--- THE EXERCISE ---
Repeat word for word the line with "Give me a plain-text" and every line after it until the records below run out.

(Dataset entries)
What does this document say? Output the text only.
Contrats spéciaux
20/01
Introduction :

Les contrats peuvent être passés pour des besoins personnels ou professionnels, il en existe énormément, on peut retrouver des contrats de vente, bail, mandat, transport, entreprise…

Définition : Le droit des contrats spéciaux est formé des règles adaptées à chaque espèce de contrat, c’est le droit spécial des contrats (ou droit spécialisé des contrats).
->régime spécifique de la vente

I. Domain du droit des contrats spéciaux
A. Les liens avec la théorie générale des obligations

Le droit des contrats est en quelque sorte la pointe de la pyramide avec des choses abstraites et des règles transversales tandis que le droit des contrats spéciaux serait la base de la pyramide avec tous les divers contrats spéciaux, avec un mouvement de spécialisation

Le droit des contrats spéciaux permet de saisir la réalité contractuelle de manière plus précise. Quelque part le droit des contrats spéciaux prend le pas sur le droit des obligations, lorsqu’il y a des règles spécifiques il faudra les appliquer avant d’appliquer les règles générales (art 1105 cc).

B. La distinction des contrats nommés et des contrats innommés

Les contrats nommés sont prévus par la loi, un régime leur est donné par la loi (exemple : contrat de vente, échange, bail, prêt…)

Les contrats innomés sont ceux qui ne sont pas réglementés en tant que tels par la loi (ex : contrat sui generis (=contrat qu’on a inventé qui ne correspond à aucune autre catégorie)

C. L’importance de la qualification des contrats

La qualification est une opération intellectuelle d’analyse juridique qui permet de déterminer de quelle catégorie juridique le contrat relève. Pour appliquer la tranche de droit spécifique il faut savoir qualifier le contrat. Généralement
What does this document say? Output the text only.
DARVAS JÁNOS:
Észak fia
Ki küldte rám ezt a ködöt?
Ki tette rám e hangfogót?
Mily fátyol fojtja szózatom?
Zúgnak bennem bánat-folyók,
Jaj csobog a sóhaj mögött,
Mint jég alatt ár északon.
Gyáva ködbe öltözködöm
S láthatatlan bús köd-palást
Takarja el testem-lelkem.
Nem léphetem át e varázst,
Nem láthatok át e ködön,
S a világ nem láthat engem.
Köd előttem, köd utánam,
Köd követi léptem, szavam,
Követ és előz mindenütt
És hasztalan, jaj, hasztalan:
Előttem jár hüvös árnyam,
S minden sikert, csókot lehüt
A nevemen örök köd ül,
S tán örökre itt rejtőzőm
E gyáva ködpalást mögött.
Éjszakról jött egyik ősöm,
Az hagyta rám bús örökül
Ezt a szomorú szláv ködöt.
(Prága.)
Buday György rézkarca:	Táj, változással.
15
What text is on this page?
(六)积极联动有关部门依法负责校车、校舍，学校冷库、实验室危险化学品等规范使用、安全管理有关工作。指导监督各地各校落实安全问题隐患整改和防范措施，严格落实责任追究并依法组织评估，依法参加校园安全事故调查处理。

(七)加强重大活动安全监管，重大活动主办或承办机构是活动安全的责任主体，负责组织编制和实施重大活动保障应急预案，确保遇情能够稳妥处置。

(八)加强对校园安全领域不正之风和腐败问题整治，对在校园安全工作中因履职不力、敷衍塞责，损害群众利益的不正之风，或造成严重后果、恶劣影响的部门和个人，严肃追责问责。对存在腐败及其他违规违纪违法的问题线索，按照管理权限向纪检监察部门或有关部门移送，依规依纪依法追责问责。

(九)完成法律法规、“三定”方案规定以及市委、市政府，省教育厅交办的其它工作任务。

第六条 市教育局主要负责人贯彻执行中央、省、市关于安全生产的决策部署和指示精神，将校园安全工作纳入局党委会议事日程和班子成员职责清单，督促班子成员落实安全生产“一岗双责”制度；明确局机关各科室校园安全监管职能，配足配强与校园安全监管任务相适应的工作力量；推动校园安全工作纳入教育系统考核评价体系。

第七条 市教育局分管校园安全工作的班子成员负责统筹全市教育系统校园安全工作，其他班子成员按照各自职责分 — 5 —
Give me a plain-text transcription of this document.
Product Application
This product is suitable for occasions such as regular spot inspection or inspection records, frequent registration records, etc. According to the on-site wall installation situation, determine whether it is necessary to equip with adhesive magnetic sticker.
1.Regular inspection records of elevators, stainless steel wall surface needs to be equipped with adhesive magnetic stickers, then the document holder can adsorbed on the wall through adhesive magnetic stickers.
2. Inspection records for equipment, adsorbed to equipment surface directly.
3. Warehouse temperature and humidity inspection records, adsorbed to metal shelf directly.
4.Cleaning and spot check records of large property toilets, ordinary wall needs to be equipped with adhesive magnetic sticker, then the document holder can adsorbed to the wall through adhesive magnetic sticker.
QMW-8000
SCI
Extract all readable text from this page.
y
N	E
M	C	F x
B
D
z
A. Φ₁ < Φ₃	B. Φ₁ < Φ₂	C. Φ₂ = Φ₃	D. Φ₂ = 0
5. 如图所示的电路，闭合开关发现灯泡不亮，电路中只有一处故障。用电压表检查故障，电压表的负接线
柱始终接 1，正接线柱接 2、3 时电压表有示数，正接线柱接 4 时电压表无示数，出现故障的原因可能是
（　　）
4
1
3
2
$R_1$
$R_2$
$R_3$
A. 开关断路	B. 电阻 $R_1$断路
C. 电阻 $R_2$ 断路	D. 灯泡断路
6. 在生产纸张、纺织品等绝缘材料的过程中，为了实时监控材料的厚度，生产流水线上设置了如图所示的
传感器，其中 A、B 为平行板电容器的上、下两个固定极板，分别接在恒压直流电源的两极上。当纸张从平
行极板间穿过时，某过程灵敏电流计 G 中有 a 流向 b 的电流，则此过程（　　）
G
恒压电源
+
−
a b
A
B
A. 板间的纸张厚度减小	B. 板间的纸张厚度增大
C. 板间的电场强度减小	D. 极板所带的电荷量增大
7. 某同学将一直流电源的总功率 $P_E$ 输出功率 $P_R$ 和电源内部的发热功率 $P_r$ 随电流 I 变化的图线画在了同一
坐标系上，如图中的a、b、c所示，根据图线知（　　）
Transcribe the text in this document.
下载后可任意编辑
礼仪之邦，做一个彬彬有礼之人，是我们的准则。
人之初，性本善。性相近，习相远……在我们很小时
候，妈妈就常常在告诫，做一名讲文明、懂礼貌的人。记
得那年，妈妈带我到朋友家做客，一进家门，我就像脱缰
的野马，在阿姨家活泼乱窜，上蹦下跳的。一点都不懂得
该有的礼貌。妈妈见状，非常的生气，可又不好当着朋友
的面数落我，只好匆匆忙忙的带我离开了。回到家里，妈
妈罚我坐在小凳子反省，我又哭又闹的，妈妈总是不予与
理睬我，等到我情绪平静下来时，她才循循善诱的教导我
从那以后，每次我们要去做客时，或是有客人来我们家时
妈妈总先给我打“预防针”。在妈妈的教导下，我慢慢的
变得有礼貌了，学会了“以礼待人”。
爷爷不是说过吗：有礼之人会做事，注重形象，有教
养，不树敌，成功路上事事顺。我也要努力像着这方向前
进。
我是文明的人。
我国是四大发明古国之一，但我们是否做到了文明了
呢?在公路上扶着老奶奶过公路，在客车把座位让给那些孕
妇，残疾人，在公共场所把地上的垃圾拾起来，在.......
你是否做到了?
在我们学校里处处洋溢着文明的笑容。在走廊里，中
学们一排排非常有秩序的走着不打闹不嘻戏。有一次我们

--- RESPONSE TO THE TASK ---
Give me a plain-text transcription of this document.
Product Application
This product is suitable for occasions such as regular spot inspection or inspection records, frequent registration records, etc. According to the on-site wall installation situation, determine whether it is necessary to equip with adhesive magnetic sticker.
1.Regular inspection records of elevators, stainless steel wall surface needs to be equipped with adhesive magnetic stickers, then the document holder can adsorbed on the wall through adhesive magnetic stickers.
2. Inspection records for equipment, adsorbed to equipment surface directly.
3. Warehouse temperature and humidity inspection records, adsorbed to metal shelf directly.
4.Cleaning and spot check records of large property toilets, ordinary wall needs to be equipped with adhesive magnetic sticker, then the document holder can adsorbed to the wall through adhesive magnetic sticker.
QMW-8000
SCI
Extract all readable text from this page.
y
N	E
M	C	F x
B
D
z
A. Φ₁ < Φ₃	B. Φ₁ < Φ₂	C. Φ₂ = Φ₃	D. Φ₂ = 0
5. 如图所示的电路，闭合开关发现灯泡不亮，电路中只有一处故障。用电压表检查故障，电压表的负接线
柱始终接 1，正接线柱接 2、3 时电压表有示数，正接线柱接 4 时电压表无示数，出现故障的原因可能是
（　　）
4
1
3
2
$R_1$
$R_2$
$R_3$
A. 开关断路	B. 电阻 $R_1$断路
C. 电阻 $R_2$ 断路	D. 灯泡断路
6. 在生产纸张、纺织品等绝缘材料的过程中，为了实时监控材料的厚度，生产流水线上设置了如图所示的
传感器，其中 A、B 为平行板电容器的上、下两个固定极板，分别接在恒压直流电源的两极上。当纸张从平
行极板间穿过时，某过程灵敏电流计 G 中有 a 流向 b 的电流，则此过程（　　）
G
恒压电源
+
−
a b
A
B
A. 板间的纸张厚度减小	B. 板间的纸张厚度增大
C. 板间的电场强度减小	D. 极板所带的电荷量增大
7. 某同学将一直流电源的总功率 $P_E$ 输出功率 $P_R$ 和电源内部的发热功率 $P_r$ 随电流 I 变化的图线画在了同一
坐标系上，如图中的a、b、c所示，根据图线知（　　）
Transcribe the text in this document.
下载后可任意编辑
礼仪之邦，做一个彬彬有礼之人，是我们的准则。
人之初，性本善。性相近，习相远……在我们很小时
候，妈妈就常常在告诫，做一名讲文明、懂礼貌的人。记
得那年，妈妈带我到朋友家做客，一进家门，我就像脱缰
的野马，在阿姨家活泼乱窜，上蹦下跳的。一点都不懂得
该有的礼貌。妈妈见状，非常的生气，可又不好当着朋友
的面数落我，只好匆匆忙忙的带我离开了。回到家里，妈
妈罚我坐在小凳子反省，我又哭又闹的，妈妈总是不予与
理睬我，等到我情绪平静下来时，她才循循善诱的教导我
从那以后，每次我们要去做客时，或是有客人来我们家时
妈妈总先给我打“预防针”。在妈妈的教导下，我慢慢的
变得有礼貌了，学会了“以礼待人”。
爷爷不是说过吗：有礼之人会做事，注重形象，有教
养，不树敌，成功路上事事顺。我也要努力像着这方向前
进。
我是文明的人。
我国是四大发明古国之一，但我们是否做到了文明了
呢?在公路上扶着老奶奶过公路，在客车把座位让给那些孕
妇，残疾人，在公共场所把地上的垃圾拾起来，在.......
你是否做到了?
在我们学校里处处洋溢着文明的笑容。在走廊里，中
学们一排排非常有秩序的走着不打闹不嘻戏。有一次我们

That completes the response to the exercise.